◆ Provided records ◆
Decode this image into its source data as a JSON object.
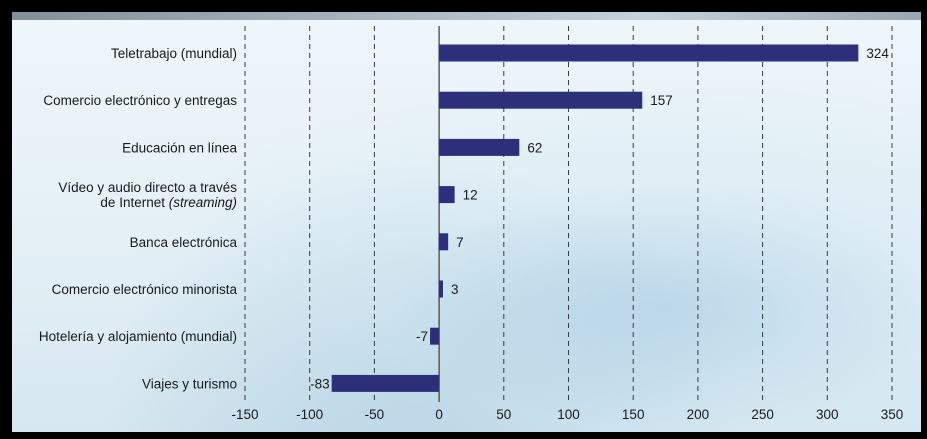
{
  "chart_data": {
    "type": "bar",
    "orientation": "horizontal",
    "categories": [
      "Teletrabajo (mundial)",
      "Comercio electrónico y entregas",
      "Educación en línea",
      "Vídeo y audio directo a través de Internet (streaming)",
      "Banca electrónica",
      "Comercio electrónico minorista",
      "Hotelería y alojamiento (mundial)",
      "Viajes y turismo"
    ],
    "category_lines": [
      [
        {
          "text": "Teletrabajo (mundial)"
        }
      ],
      [
        {
          "text": "Comercio electrónico y entregas"
        }
      ],
      [
        {
          "text": "Educación en línea"
        }
      ],
      [
        {
          "text": "Vídeo y audio directo a través"
        },
        {
          "text": "de Internet ",
          "italic": "(streaming)"
        }
      ],
      [
        {
          "text": "Banca electrónica"
        }
      ],
      [
        {
          "text": "Comercio electrónico minorista"
        }
      ],
      [
        {
          "text": "Hotelería y alojamiento (mundial)"
        }
      ],
      [
        {
          "text": "Viajes y turismo"
        }
      ]
    ],
    "values": [
      324,
      157,
      62,
      12,
      7,
      3,
      -7,
      -83
    ],
    "value_labels": [
      "324",
      "157",
      "62",
      "12",
      "7",
      "3",
      "-7",
      "-83"
    ],
    "xlim": [
      -150,
      350
    ],
    "xticks": [
      -150,
      -100,
      -50,
      0,
      50,
      100,
      150,
      200,
      250,
      300,
      350
    ],
    "xtick_labels": [
      "-150",
      "-100",
      "-50",
      "0",
      "50",
      "100",
      "150",
      "200",
      "250",
      "300",
      "350"
    ],
    "grid": "vertical-dashed",
    "title": "",
    "xlabel": "",
    "ylabel": "",
    "bar_color": "#2e2f7a"
  }
}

◆ What needs to be done ◆
Reproduce all of the entries word for word, skipping any pictures they hold.

◆ Expected output ◆
Decode this image into its source data as a JSON object.
{
  "chart_data": {
    "type": "bar",
    "orientation": "horizontal",
    "categories": [
      "Teletrabajo (mundial)",
      "Comercio electrónico y entregas",
      "Educación en línea",
      "Vídeo y audio directo a través de Internet (streaming)",
      "Banca electrónica",
      "Comercio electrónico minorista",
      "Hotelería y alojamiento (mundial)",
      "Viajes y turismo"
    ],
    "category_lines": [
      [
        {
          "text": "Teletrabajo (mundial)"
        }
      ],
      [
        {
          "text": "Comercio electrónico y entregas"
        }
      ],
      [
        {
          "text": "Educación en línea"
        }
      ],
      [
        {
          "text": "Vídeo y audio directo a través"
        },
        {
          "text": "de Internet ",
          "italic": "(streaming)"
        }
      ],
      [
        {
          "text": "Banca electrónica"
        }
      ],
      [
        {
          "text": "Comercio electrónico minorista"
        }
      ],
      [
        {
          "text": "Hotelería y alojamiento (mundial)"
        }
      ],
      [
        {
          "text": "Viajes y turismo"
        }
      ]
    ],
    "values": [
      324,
      157,
      62,
      12,
      7,
      3,
      -7,
      -83
    ],
    "value_labels": [
      "324",
      "157",
      "62",
      "12",
      "7",
      "3",
      "-7",
      "-83"
    ],
    "xlim": [
      -150,
      350
    ],
    "xticks": [
      -150,
      -100,
      -50,
      0,
      50,
      100,
      150,
      200,
      250,
      300,
      350
    ],
    "xtick_labels": [
      "-150",
      "-100",
      "-50",
      "0",
      "50",
      "100",
      "150",
      "200",
      "250",
      "300",
      "350"
    ],
    "grid": "vertical-dashed",
    "title": "",
    "xlabel": "",
    "ylabel": "",
    "bar_color": "#2e2f7a"
  }
}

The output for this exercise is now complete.